TASK BRIEF: Skip every picture and transcribe the remaining material exactly.
──────────
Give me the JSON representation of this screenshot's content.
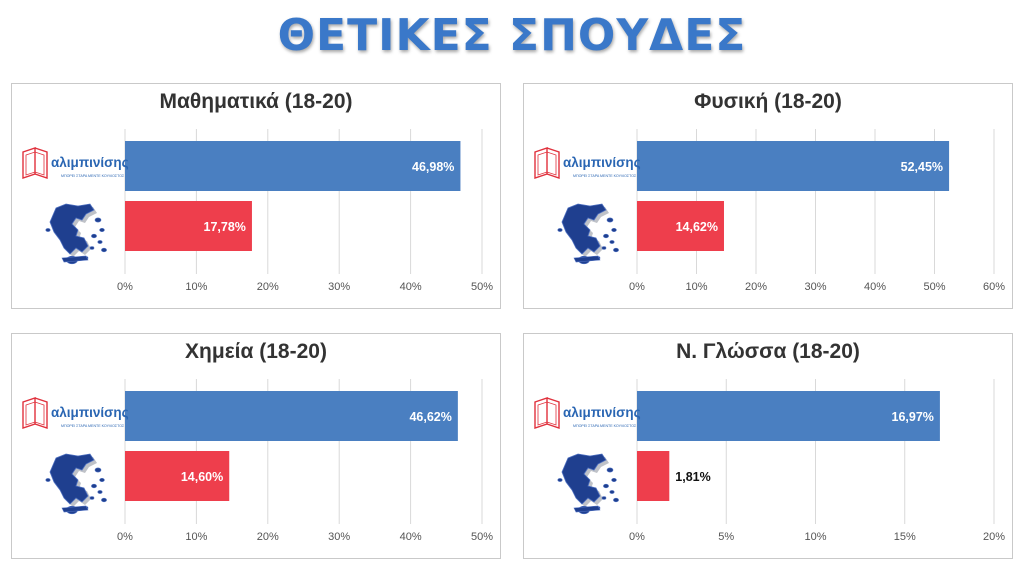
{
  "page": {
    "title": "ΘΕΤΙΚΕΣ ΣΠΟΥΔΕΣ"
  },
  "logo": {
    "name": "αλιμπινίσης",
    "tagline": "ΜΠΟΡΕΙ ΣΤΑΡΑ ΜΕΝΤΕ ΚΟΥΛΙΟΣΤΟΣ"
  },
  "colors": {
    "school": "#4a7fc1",
    "national": "#ee3e4c",
    "title": "#3a78c9",
    "logo_red": "#e0303c",
    "logo_blue": "#2a66b3"
  },
  "chart_data": [
    {
      "type": "bar",
      "title": "Μαθηματικά (18-20)",
      "categories": [
        "αλιμπινίσης",
        "Ελλάδα"
      ],
      "values": [
        46.98,
        17.78
      ],
      "value_labels": [
        "46,98%",
        "17,78%"
      ],
      "xlim": [
        0,
        50
      ],
      "ticks": [
        "0%",
        "10%",
        "20%",
        "30%",
        "40%",
        "50%"
      ],
      "grid": true
    },
    {
      "type": "bar",
      "title": "Φυσική (18-20)",
      "categories": [
        "αλιμπινίσης",
        "Ελλάδα"
      ],
      "values": [
        52.45,
        14.62
      ],
      "value_labels": [
        "52,45%",
        "14,62%"
      ],
      "xlim": [
        0,
        60
      ],
      "ticks": [
        "0%",
        "10%",
        "20%",
        "30%",
        "40%",
        "50%",
        "60%"
      ],
      "grid": true
    },
    {
      "type": "bar",
      "title": "Χημεία (18-20)",
      "categories": [
        "αλιμπινίσης",
        "Ελλάδα"
      ],
      "values": [
        46.62,
        14.6
      ],
      "value_labels": [
        "46,62%",
        "14,60%"
      ],
      "xlim": [
        0,
        50
      ],
      "ticks": [
        "0%",
        "10%",
        "20%",
        "30%",
        "40%",
        "50%"
      ],
      "grid": true
    },
    {
      "type": "bar",
      "title": "Ν. Γλώσσα (18-20)",
      "categories": [
        "αλιμπινίσης",
        "Ελλάδα"
      ],
      "values": [
        16.97,
        1.81
      ],
      "value_labels": [
        "16,97%",
        "1,81%"
      ],
      "xlim": [
        0,
        20
      ],
      "ticks": [
        "0%",
        "5%",
        "10%",
        "15%",
        "20%"
      ],
      "grid": true
    }
  ]
}
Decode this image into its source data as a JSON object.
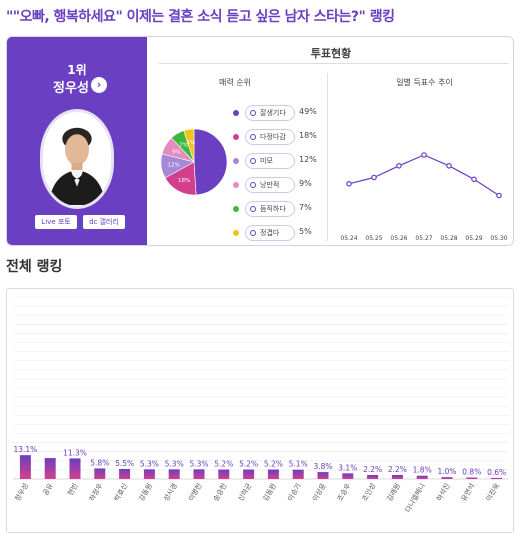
{
  "page": {
    "title": "\"\"오빠, 행복하세요\" 이제는 결혼 소식 듣고 싶은 남자 스타는?\" 랭킹"
  },
  "winner": {
    "rank_label": "1위",
    "name": "정우성",
    "live_button": "Live 포토",
    "gallery_button": "dc 갤러리"
  },
  "vote_status": {
    "title": "투표현황",
    "charm_title": "매력 순위",
    "daily_title": "일별 득표수 추이"
  },
  "colors": {
    "accent": "#6a3fc1",
    "bar_top": "#6a3fc1",
    "bar_bottom": "#d43f8d"
  },
  "chart_data": [
    {
      "type": "pie",
      "title": "매력 순위",
      "categories": [
        "잘생기다",
        "다정다감",
        "미모",
        "낭만적",
        "듬직하다",
        "정겹다"
      ],
      "values": [
        49,
        18,
        12,
        9,
        7,
        5
      ],
      "value_labels": [
        "49%",
        "18%",
        "12%",
        "9%",
        "7%",
        "5%"
      ],
      "slice_labels": [
        "",
        "18%",
        "12%",
        "9%",
        "7%",
        "5%"
      ],
      "colors": [
        "#6a3fc1",
        "#d43f8d",
        "#a688d8",
        "#e58bbf",
        "#3fb83f",
        "#f2c21a"
      ],
      "legend": "right"
    },
    {
      "type": "line",
      "title": "일별 득표수 추이",
      "x": [
        "05.24",
        "05.25",
        "05.26",
        "05.27",
        "05.28",
        "05.29",
        "05.30"
      ],
      "values": [
        48,
        55,
        68,
        80,
        68,
        53,
        35
      ],
      "ylim": [
        0,
        100
      ],
      "grid": false,
      "color": "#6a3fc1"
    },
    {
      "type": "bar",
      "title": "전체 랭킹",
      "categories": [
        "정우성",
        "공유",
        "현빈",
        "하정우",
        "박효신",
        "강동원",
        "성시경",
        "이병헌",
        "송승헌",
        "신하균",
        "김동완",
        "이승기",
        "이상윤",
        "조승우",
        "조인성",
        "김래원",
        "다니엘헤니",
        "하석진",
        "유연석",
        "이진욱"
      ],
      "values": [
        13.1,
        11.5,
        11.3,
        5.8,
        5.5,
        5.3,
        5.3,
        5.3,
        5.2,
        5.2,
        5.2,
        5.1,
        3.8,
        3.1,
        2.2,
        2.2,
        1.8,
        1.0,
        0.8,
        0.6
      ],
      "value_labels": [
        "13.1%",
        "",
        "11.3%",
        "5.8%",
        "5.5%",
        "5.3%",
        "5.3%",
        "5.3%",
        "5.2%",
        "5.2%",
        "5.2%",
        "5.1%",
        "3.8%",
        "3.1%",
        "2.2%",
        "2.2%",
        "1.8%",
        "1.0%",
        "0.8%",
        "0.6%"
      ],
      "ylim": [
        0,
        100
      ],
      "grid": true
    }
  ]
}
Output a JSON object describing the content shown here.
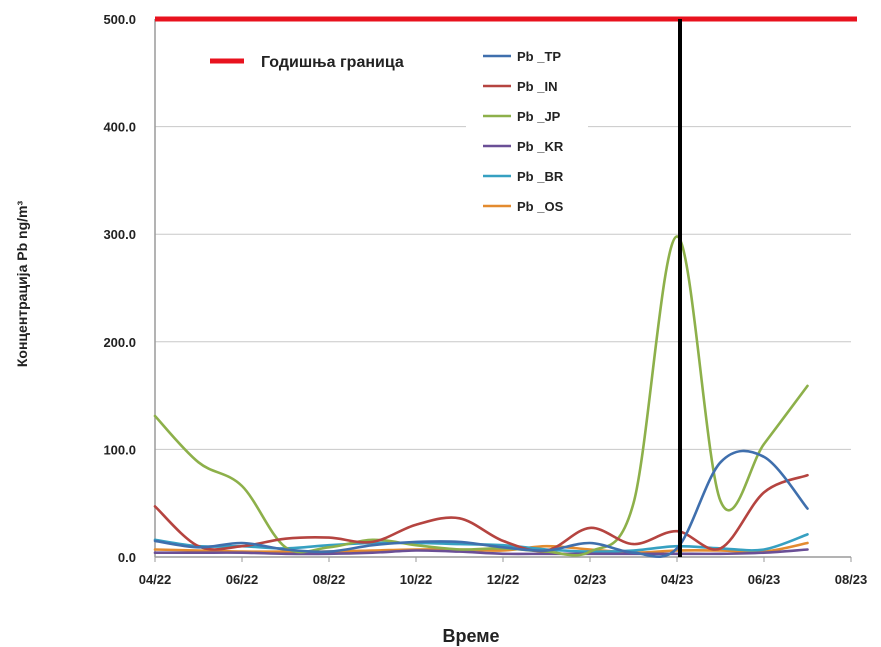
{
  "chart_data": {
    "type": "line",
    "xlabel": "Време",
    "ylabel": "Концентрација Pb ng/m³",
    "ylim": [
      0,
      500
    ],
    "xlim": [
      "2022-04",
      "2023-08"
    ],
    "x_tick_labels": [
      "04/22",
      "06/22",
      "08/22",
      "10/22",
      "12/22",
      "02/23",
      "04/23",
      "06/23",
      "08/23"
    ],
    "y_tick_labels": [
      "0.0",
      "100.0",
      "200.0",
      "300.0",
      "400.0",
      "500.0"
    ],
    "y_ticks": [
      0,
      100,
      200,
      300,
      400,
      500
    ],
    "grid": "horizontal",
    "legend_position": "top-center",
    "limit_line": {
      "name": "Годишња граница",
      "value": 500,
      "color": "#e8121e"
    },
    "vertical_marker": {
      "x": "2023-04",
      "color": "#000000"
    },
    "x": [
      "2022-04",
      "2022-05",
      "2022-06",
      "2022-07",
      "2022-08",
      "2022-09",
      "2022-10",
      "2022-11",
      "2022-12",
      "2023-01",
      "2023-02",
      "2023-03",
      "2023-04",
      "2023-05",
      "2023-06",
      "2023-07"
    ],
    "series": [
      {
        "name": "Pb _TP",
        "color": "#3f6fad",
        "values": [
          15,
          9,
          13,
          7,
          5,
          11,
          14,
          14,
          9,
          6,
          13,
          4,
          8,
          88,
          93,
          45
        ]
      },
      {
        "name": "Pb _IN",
        "color": "#b54440",
        "values": [
          47,
          10,
          10,
          17,
          18,
          14,
          30,
          36,
          15,
          6,
          27,
          12,
          24,
          8,
          60,
          76
        ]
      },
      {
        "name": "Pb _JP",
        "color": "#8db04a",
        "values": [
          131,
          88,
          66,
          9,
          9,
          16,
          11,
          7,
          8,
          5,
          5,
          50,
          298,
          52,
          105,
          159
        ]
      },
      {
        "name": "Pb _KR",
        "color": "#6a4f96",
        "values": [
          4,
          4,
          4,
          3,
          3,
          4,
          6,
          5,
          3,
          3,
          3,
          3,
          3,
          3,
          4,
          7
        ]
      },
      {
        "name": "Pb _BR",
        "color": "#36a0c1",
        "values": [
          16,
          10,
          10,
          8,
          11,
          13,
          13,
          12,
          11,
          7,
          5,
          6,
          10,
          8,
          7,
          21
        ]
      },
      {
        "name": "Pb _OS",
        "color": "#e38b2f",
        "values": [
          7,
          6,
          5,
          5,
          5,
          6,
          7,
          7,
          6,
          10,
          7,
          4,
          6,
          6,
          5,
          13
        ]
      }
    ]
  }
}
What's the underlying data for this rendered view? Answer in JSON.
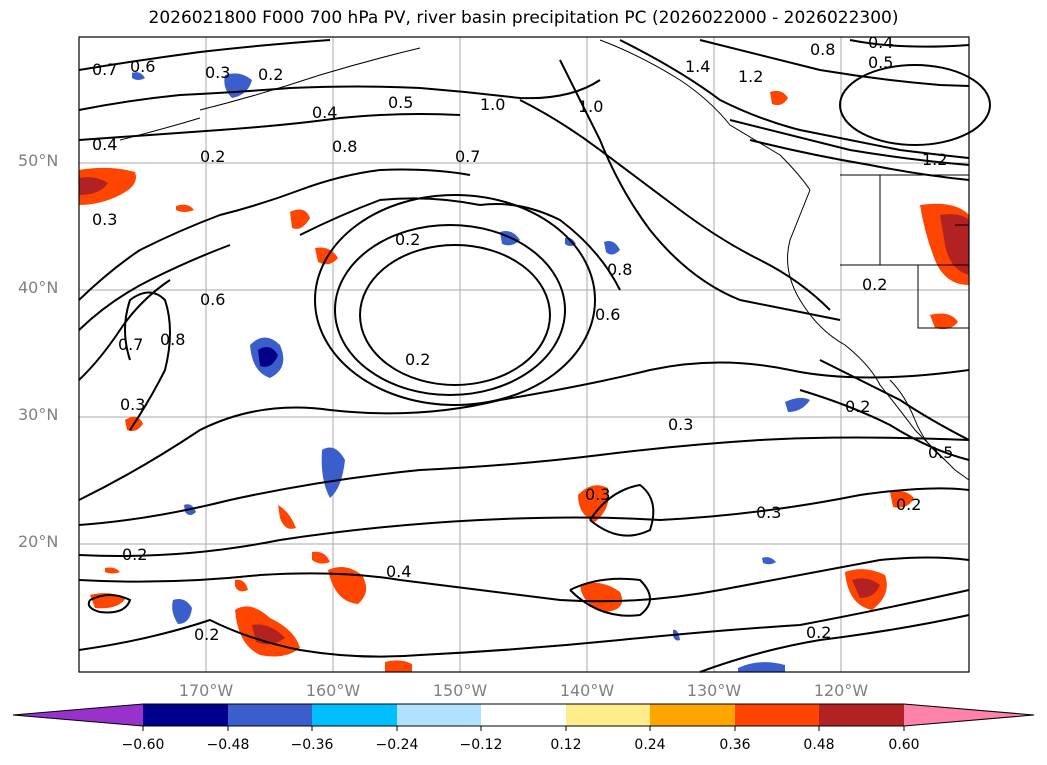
──────────
WRITTEN ANSWER:
Give me the JSON representation of this screenshot's content.
{
  "page": {
    "title": "ΘΕΤΙΚΕΣ ΣΠΟΥΔΕΣ"
  },
  "logo": {
    "name": "αλιμπινίσης",
    "tagline": "ΜΠΟΡΕΙ ΣΤΑΡΑ ΜΕΝΤΕ ΚΟΥΛΙΟΣΤΟΣ"
  },
  "colors": {
    "school": "#4a7fc1",
    "national": "#ee3e4c",
    "title": "#3a78c9",
    "logo_red": "#e0303c",
    "logo_blue": "#2a66b3"
  },
  "chart_data": [
    {
      "type": "bar",
      "title": "Μαθηματικά (18-20)",
      "categories": [
        "αλιμπινίσης",
        "Ελλάδα"
      ],
      "values": [
        46.98,
        17.78
      ],
      "value_labels": [
        "46,98%",
        "17,78%"
      ],
      "xlim": [
        0,
        50
      ],
      "ticks": [
        "0%",
        "10%",
        "20%",
        "30%",
        "40%",
        "50%"
      ],
      "grid": true
    },
    {
      "type": "bar",
      "title": "Φυσική (18-20)",
      "categories": [
        "αλιμπινίσης",
        "Ελλάδα"
      ],
      "values": [
        52.45,
        14.62
      ],
      "value_labels": [
        "52,45%",
        "14,62%"
      ],
      "xlim": [
        0,
        60
      ],
      "ticks": [
        "0%",
        "10%",
        "20%",
        "30%",
        "40%",
        "50%",
        "60%"
      ],
      "grid": true
    },
    {
      "type": "bar",
      "title": "Χημεία (18-20)",
      "categories": [
        "αλιμπινίσης",
        "Ελλάδα"
      ],
      "values": [
        46.62,
        14.6
      ],
      "value_labels": [
        "46,62%",
        "14,60%"
      ],
      "xlim": [
        0,
        50
      ],
      "ticks": [
        "0%",
        "10%",
        "20%",
        "30%",
        "40%",
        "50%"
      ],
      "grid": true
    },
    {
      "type": "bar",
      "title": "Ν. Γλώσσα (18-20)",
      "categories": [
        "αλιμπινίσης",
        "Ελλάδα"
      ],
      "values": [
        16.97,
        1.81
      ],
      "value_labels": [
        "16,97%",
        "1,81%"
      ],
      "xlim": [
        0,
        20
      ],
      "ticks": [
        "0%",
        "5%",
        "10%",
        "15%",
        "20%"
      ],
      "grid": true
    }
  ]
}
Decode this image into its source data as a JSON object.
{
  "page": {
    "title": "\"\"오빠, 행복하세요\" 이제는 결혼 소식 듣고 싶은 남자 스타는?\" 랭킹"
  },
  "winner": {
    "rank_label": "1위",
    "name": "정우성",
    "live_button": "Live 포토",
    "gallery_button": "dc 갤러리"
  },
  "vote_status": {
    "title": "투표현황",
    "charm_title": "매력 순위",
    "daily_title": "일별 득표수 추이"
  },
  "colors": {
    "accent": "#6a3fc1",
    "bar_top": "#6a3fc1",
    "bar_bottom": "#d43f8d"
  },
  "chart_data": [
    {
      "type": "pie",
      "title": "매력 순위",
      "categories": [
        "잘생기다",
        "다정다감",
        "미모",
        "낭만적",
        "듬직하다",
        "정겹다"
      ],
      "values": [
        49,
        18,
        12,
        9,
        7,
        5
      ],
      "value_labels": [
        "49%",
        "18%",
        "12%",
        "9%",
        "7%",
        "5%"
      ],
      "slice_labels": [
        "",
        "18%",
        "12%",
        "9%",
        "7%",
        "5%"
      ],
      "colors": [
        "#6a3fc1",
        "#d43f8d",
        "#a688d8",
        "#e58bbf",
        "#3fb83f",
        "#f2c21a"
      ],
      "legend": "right"
    },
    {
      "type": "line",
      "title": "일별 득표수 추이",
      "x": [
        "05.24",
        "05.25",
        "05.26",
        "05.27",
        "05.28",
        "05.29",
        "05.30"
      ],
      "values": [
        48,
        55,
        68,
        80,
        68,
        53,
        35
      ],
      "ylim": [
        0,
        100
      ],
      "grid": false,
      "color": "#6a3fc1"
    },
    {
      "type": "bar",
      "title": "전체 랭킹",
      "categories": [
        "정우성",
        "공유",
        "현빈",
        "하정우",
        "박효신",
        "강동원",
        "성시경",
        "이병헌",
        "송승헌",
        "신하균",
        "김동완",
        "이승기",
        "이상윤",
        "조승우",
        "조인성",
        "김래원",
        "다니엘헤니",
        "하석진",
        "유연석",
        "이진욱"
      ],
      "values": [
        13.1,
        11.5,
        11.3,
        5.8,
        5.5,
        5.3,
        5.3,
        5.3,
        5.2,
        5.2,
        5.2,
        5.1,
        3.8,
        3.1,
        2.2,
        2.2,
        1.8,
        1.0,
        0.8,
        0.6
      ],
      "value_labels": [
        "13.1%",
        "",
        "11.3%",
        "5.8%",
        "5.5%",
        "5.3%",
        "5.3%",
        "5.3%",
        "5.2%",
        "5.2%",
        "5.2%",
        "5.1%",
        "3.8%",
        "3.1%",
        "2.2%",
        "2.2%",
        "1.8%",
        "1.0%",
        "0.8%",
        "0.6%"
      ],
      "ylim": [
        0,
        100
      ],
      "grid": true
    }
  ]
}
Output a JSON object describing the content shown here.
{
  "chart_data": {
    "type": "line",
    "xlabel": "Време",
    "ylabel": "Концентрација Pb ng/m³",
    "ylim": [
      0,
      500
    ],
    "xlim": [
      "2022-04",
      "2023-08"
    ],
    "x_tick_labels": [
      "04/22",
      "06/22",
      "08/22",
      "10/22",
      "12/22",
      "02/23",
      "04/23",
      "06/23",
      "08/23"
    ],
    "y_tick_labels": [
      "0.0",
      "100.0",
      "200.0",
      "300.0",
      "400.0",
      "500.0"
    ],
    "y_ticks": [
      0,
      100,
      200,
      300,
      400,
      500
    ],
    "grid": "horizontal",
    "legend_position": "top-center",
    "limit_line": {
      "name": "Годишња граница",
      "value": 500,
      "color": "#e8121e"
    },
    "vertical_marker": {
      "x": "2023-04",
      "color": "#000000"
    },
    "x": [
      "2022-04",
      "2022-05",
      "2022-06",
      "2022-07",
      "2022-08",
      "2022-09",
      "2022-10",
      "2022-11",
      "2022-12",
      "2023-01",
      "2023-02",
      "2023-03",
      "2023-04",
      "2023-05",
      "2023-06",
      "2023-07"
    ],
    "series": [
      {
        "name": "Pb _TP",
        "color": "#3f6fad",
        "values": [
          15,
          9,
          13,
          7,
          5,
          11,
          14,
          14,
          9,
          6,
          13,
          4,
          8,
          88,
          93,
          45
        ]
      },
      {
        "name": "Pb _IN",
        "color": "#b54440",
        "values": [
          47,
          10,
          10,
          17,
          18,
          14,
          30,
          36,
          15,
          6,
          27,
          12,
          24,
          8,
          60,
          76
        ]
      },
      {
        "name": "Pb _JP",
        "color": "#8db04a",
        "values": [
          131,
          88,
          66,
          9,
          9,
          16,
          11,
          7,
          8,
          5,
          5,
          50,
          298,
          52,
          105,
          159
        ]
      },
      {
        "name": "Pb _KR",
        "color": "#6a4f96",
        "values": [
          4,
          4,
          4,
          3,
          3,
          4,
          6,
          5,
          3,
          3,
          3,
          3,
          3,
          3,
          4,
          7
        ]
      },
      {
        "name": "Pb _BR",
        "color": "#36a0c1",
        "values": [
          16,
          10,
          10,
          8,
          11,
          13,
          13,
          12,
          11,
          7,
          5,
          6,
          10,
          8,
          7,
          21
        ]
      },
      {
        "name": "Pb _OS",
        "color": "#e38b2f",
        "values": [
          7,
          6,
          5,
          5,
          5,
          6,
          7,
          7,
          6,
          10,
          7,
          4,
          6,
          6,
          5,
          13
        ]
      }
    ]
  }
}
What's the underlying data for this rendered view? Answer in JSON.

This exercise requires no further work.